Stored data entries

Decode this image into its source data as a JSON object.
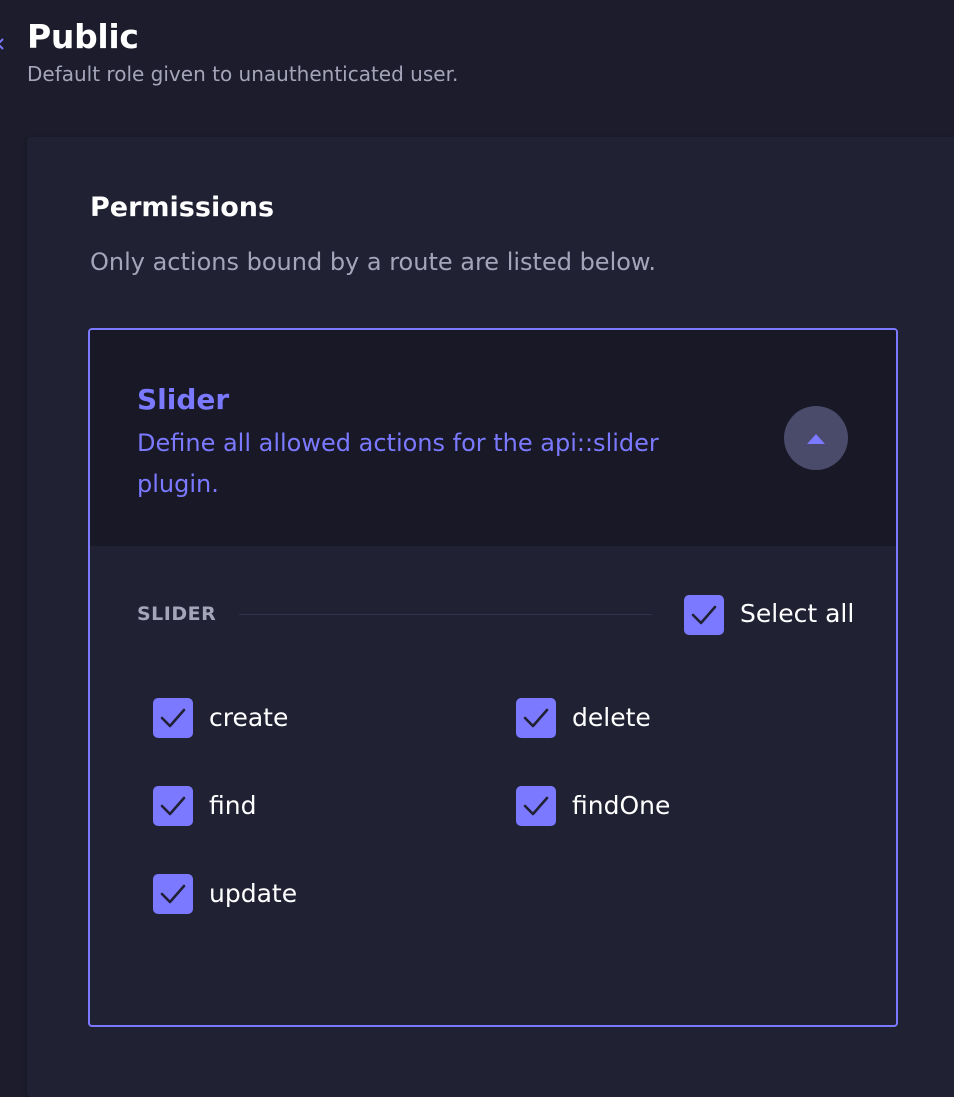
{
  "header": {
    "title": "Public",
    "subtitle": "Default role given to unauthenticated user."
  },
  "permissions": {
    "title": "Permissions",
    "description": "Only actions bound by a route are listed below."
  },
  "accordion": {
    "title": "Slider",
    "description": "Define all allowed actions for the api::slider plugin.",
    "expanded": true,
    "section_label": "SLIDER",
    "select_all": {
      "label": "Select all",
      "checked": true
    },
    "actions": [
      {
        "label": "create",
        "checked": true
      },
      {
        "label": "delete",
        "checked": true
      },
      {
        "label": "find",
        "checked": true
      },
      {
        "label": "findOne",
        "checked": true
      },
      {
        "label": "update",
        "checked": true
      }
    ]
  },
  "colors": {
    "accent": "#7b79ff",
    "background": "#1c1c2c",
    "panel": "#212134",
    "accordion_header": "#181826",
    "muted_text": "#a5a5ba"
  },
  "icons": {
    "back": "arrow-left-icon",
    "collapse": "chevron-up-icon",
    "checkbox": "check-icon"
  }
}
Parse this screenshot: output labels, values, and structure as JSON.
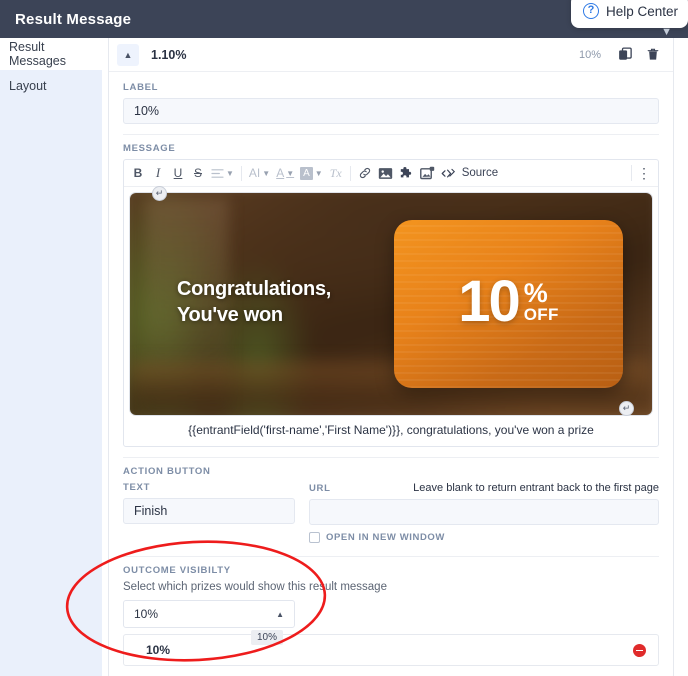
{
  "header": {
    "title": "Result Message",
    "help": {
      "label": "Help Center",
      "icon": "question-circle-icon"
    }
  },
  "sidebar": {
    "items": [
      {
        "label": "Result Messages",
        "active": true
      },
      {
        "label": "Layout",
        "active": false
      }
    ]
  },
  "card_head": {
    "collapse_icon": "chevron-up-icon",
    "percent": "1.10%",
    "right_percent": "10%",
    "duplicate_icon": "copy-icon",
    "delete_icon": "trash-icon"
  },
  "label_section": {
    "heading": "LABEL",
    "value": "10%"
  },
  "message_section": {
    "heading": "MESSAGE",
    "toolbar": {
      "bold": "B",
      "italic": "I",
      "underline": "U",
      "strikethrough": "S",
      "align": "align-icon",
      "font_size": "AI",
      "text_color": "A",
      "background_color": "A",
      "remove_format": "Tx",
      "link": "link-icon",
      "image": "image-icon",
      "merge_tag": "puzzle-icon",
      "media": "media-icon",
      "source_icon": "code-icon",
      "source_label": "Source",
      "more": "kebab-menu-icon"
    },
    "banner": {
      "headline": "Congratulations,\nYou've won",
      "promo_number": "10",
      "promo_percent": "%",
      "promo_off": "OFF"
    },
    "caption": "{{entrantField('first-name','First Name')}}, congratulations, you've won a prize"
  },
  "action_button": {
    "heading": "ACTION BUTTON",
    "text_label": "TEXT",
    "text_value": "Finish",
    "url_label": "URL",
    "url_hint": "Leave blank to return entrant back to the first page",
    "url_value": "",
    "new_window_label": "OPEN IN NEW WINDOW",
    "new_window_checked": false
  },
  "outcome_visibility": {
    "heading": "OUTCOME VISIBILTY",
    "description": "Select which prizes would show this result message",
    "select_value": "10%",
    "select_caret": "caret-up-icon",
    "tooltip": "10%",
    "rows": [
      {
        "label": "10%",
        "remove_icon": "remove-circle-icon"
      }
    ]
  },
  "annotation": {
    "shape": "ellipse",
    "color": "#ee1c1c"
  }
}
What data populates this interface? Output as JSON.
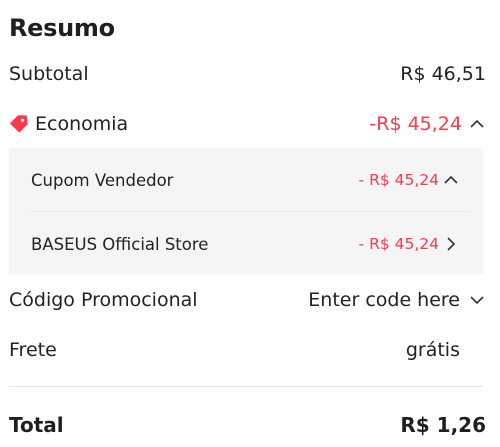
{
  "summary": {
    "title": "Resumo",
    "subtotal_label": "Subtotal",
    "subtotal_value": "R$ 46,51",
    "savings_label": "Economia",
    "savings_value": "-R$ 45,24",
    "savings_breakdown": [
      {
        "label": "Cupom Vendedor",
        "value": "- R$ 45,24",
        "icon": "chevron-up-icon"
      },
      {
        "label": "BASEUS Official Store",
        "value": "- R$ 45,24",
        "icon": "chevron-right-icon"
      }
    ],
    "promo_label": "Código Promocional",
    "promo_placeholder": "Enter code here",
    "shipping_label": "Frete",
    "shipping_value": "grátis",
    "total_label": "Total",
    "total_value": "R$ 1,26"
  },
  "colors": {
    "accent": "#fd384f",
    "panel_bg": "#f5f5f5"
  },
  "icons": {
    "savings": "tag-icon",
    "savings_toggle": "chevron-up-icon",
    "promo_toggle": "chevron-down-icon"
  }
}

INSTRUCTIONS TO FOLLOW:
From the listing above, print every entry precisely and drop the pictures.

RESULT BELOW:
Decode this image into its source data as a JSON object.
{
  "header": {
    "title": "Public",
    "subtitle": "Default role given to unauthenticated user."
  },
  "permissions": {
    "title": "Permissions",
    "description": "Only actions bound by a route are listed below."
  },
  "accordion": {
    "title": "Slider",
    "description": "Define all allowed actions for the api::slider plugin.",
    "expanded": true,
    "section_label": "SLIDER",
    "select_all": {
      "label": "Select all",
      "checked": true
    },
    "actions": [
      {
        "label": "create",
        "checked": true
      },
      {
        "label": "delete",
        "checked": true
      },
      {
        "label": "find",
        "checked": true
      },
      {
        "label": "findOne",
        "checked": true
      },
      {
        "label": "update",
        "checked": true
      }
    ]
  },
  "colors": {
    "accent": "#7b79ff",
    "background": "#1c1c2c",
    "panel": "#212134",
    "accordion_header": "#181826",
    "muted_text": "#a5a5ba"
  },
  "icons": {
    "back": "arrow-left-icon",
    "collapse": "chevron-up-icon",
    "checkbox": "check-icon"
  }
}
Parse this screenshot: output labels, values, and structure as JSON.
{
  "header": {
    "title": "Result Message",
    "help": {
      "label": "Help Center",
      "icon": "question-circle-icon"
    }
  },
  "sidebar": {
    "items": [
      {
        "label": "Result Messages",
        "active": true
      },
      {
        "label": "Layout",
        "active": false
      }
    ]
  },
  "card_head": {
    "collapse_icon": "chevron-up-icon",
    "percent": "1.10%",
    "right_percent": "10%",
    "duplicate_icon": "copy-icon",
    "delete_icon": "trash-icon"
  },
  "label_section": {
    "heading": "LABEL",
    "value": "10%"
  },
  "message_section": {
    "heading": "MESSAGE",
    "toolbar": {
      "bold": "B",
      "italic": "I",
      "underline": "U",
      "strikethrough": "S",
      "align": "align-icon",
      "font_size": "AI",
      "text_color": "A",
      "background_color": "A",
      "remove_format": "Tx",
      "link": "link-icon",
      "image": "image-icon",
      "merge_tag": "puzzle-icon",
      "media": "media-icon",
      "source_icon": "code-icon",
      "source_label": "Source",
      "more": "kebab-menu-icon"
    },
    "banner": {
      "headline": "Congratulations,\nYou've won",
      "promo_number": "10",
      "promo_percent": "%",
      "promo_off": "OFF"
    },
    "caption": "{{entrantField('first-name','First Name')}}, congratulations, you've won a prize"
  },
  "action_button": {
    "heading": "ACTION BUTTON",
    "text_label": "TEXT",
    "text_value": "Finish",
    "url_label": "URL",
    "url_hint": "Leave blank to return entrant back to the first page",
    "url_value": "",
    "new_window_label": "OPEN IN NEW WINDOW",
    "new_window_checked": false
  },
  "outcome_visibility": {
    "heading": "OUTCOME VISIBILTY",
    "description": "Select which prizes would show this result message",
    "select_value": "10%",
    "select_caret": "caret-up-icon",
    "tooltip": "10%",
    "rows": [
      {
        "label": "10%",
        "remove_icon": "remove-circle-icon"
      }
    ]
  },
  "annotation": {
    "shape": "ellipse",
    "color": "#ee1c1c"
  }
}
What data populates this interface? Output as JSON.
{
  "summary": {
    "title": "Resumo",
    "subtotal_label": "Subtotal",
    "subtotal_value": "R$ 46,51",
    "savings_label": "Economia",
    "savings_value": "-R$ 45,24",
    "savings_breakdown": [
      {
        "label": "Cupom Vendedor",
        "value": "- R$ 45,24",
        "icon": "chevron-up-icon"
      },
      {
        "label": "BASEUS Official Store",
        "value": "- R$ 45,24",
        "icon": "chevron-right-icon"
      }
    ],
    "promo_label": "Código Promocional",
    "promo_placeholder": "Enter code here",
    "shipping_label": "Frete",
    "shipping_value": "grátis",
    "total_label": "Total",
    "total_value": "R$ 1,26"
  },
  "colors": {
    "accent": "#fd384f",
    "panel_bg": "#f5f5f5"
  },
  "icons": {
    "savings": "tag-icon",
    "savings_toggle": "chevron-up-icon",
    "promo_toggle": "chevron-down-icon"
  }
}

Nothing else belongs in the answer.